**Materials provided:**

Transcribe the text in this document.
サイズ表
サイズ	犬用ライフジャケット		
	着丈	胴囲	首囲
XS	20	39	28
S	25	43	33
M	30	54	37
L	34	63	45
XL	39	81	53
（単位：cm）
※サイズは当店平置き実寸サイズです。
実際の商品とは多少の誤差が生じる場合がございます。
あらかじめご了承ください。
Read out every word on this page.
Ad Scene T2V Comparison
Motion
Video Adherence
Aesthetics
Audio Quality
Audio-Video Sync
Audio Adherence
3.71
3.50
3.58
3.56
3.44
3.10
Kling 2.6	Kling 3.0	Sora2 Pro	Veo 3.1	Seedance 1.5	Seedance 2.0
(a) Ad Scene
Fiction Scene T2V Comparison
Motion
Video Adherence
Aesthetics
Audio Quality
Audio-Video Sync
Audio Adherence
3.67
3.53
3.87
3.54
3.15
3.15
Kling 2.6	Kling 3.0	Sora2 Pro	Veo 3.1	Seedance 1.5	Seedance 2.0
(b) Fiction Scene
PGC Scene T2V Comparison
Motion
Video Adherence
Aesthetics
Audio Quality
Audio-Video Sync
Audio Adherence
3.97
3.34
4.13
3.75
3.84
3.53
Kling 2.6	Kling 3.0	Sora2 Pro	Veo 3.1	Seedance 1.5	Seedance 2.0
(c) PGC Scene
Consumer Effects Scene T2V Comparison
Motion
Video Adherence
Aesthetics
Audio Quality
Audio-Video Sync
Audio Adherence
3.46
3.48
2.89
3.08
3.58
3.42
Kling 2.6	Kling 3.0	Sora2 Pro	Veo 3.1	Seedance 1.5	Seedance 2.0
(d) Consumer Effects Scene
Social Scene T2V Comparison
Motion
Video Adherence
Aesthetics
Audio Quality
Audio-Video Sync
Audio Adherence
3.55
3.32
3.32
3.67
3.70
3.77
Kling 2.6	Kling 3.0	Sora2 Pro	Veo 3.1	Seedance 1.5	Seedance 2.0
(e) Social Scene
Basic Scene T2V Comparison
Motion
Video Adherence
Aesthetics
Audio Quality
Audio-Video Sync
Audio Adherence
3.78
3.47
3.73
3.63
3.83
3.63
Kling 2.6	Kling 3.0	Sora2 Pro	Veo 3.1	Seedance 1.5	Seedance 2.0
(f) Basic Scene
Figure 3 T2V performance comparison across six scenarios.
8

**Objective:** Every line containing the string "Scene" must be listed.

**Correct output:**
Ad Scene T2V Comparison
(a) Ad Scene
Fiction Scene T2V Comparison
(b) Fiction Scene
PGC Scene T2V Comparison
(c) PGC Scene
Consumer Effects Scene T2V Comparison
(d) Consumer Effects Scene
Social Scene T2V Comparison
(e) Social Scene
Basic Scene T2V Comparison
(f) Basic Scene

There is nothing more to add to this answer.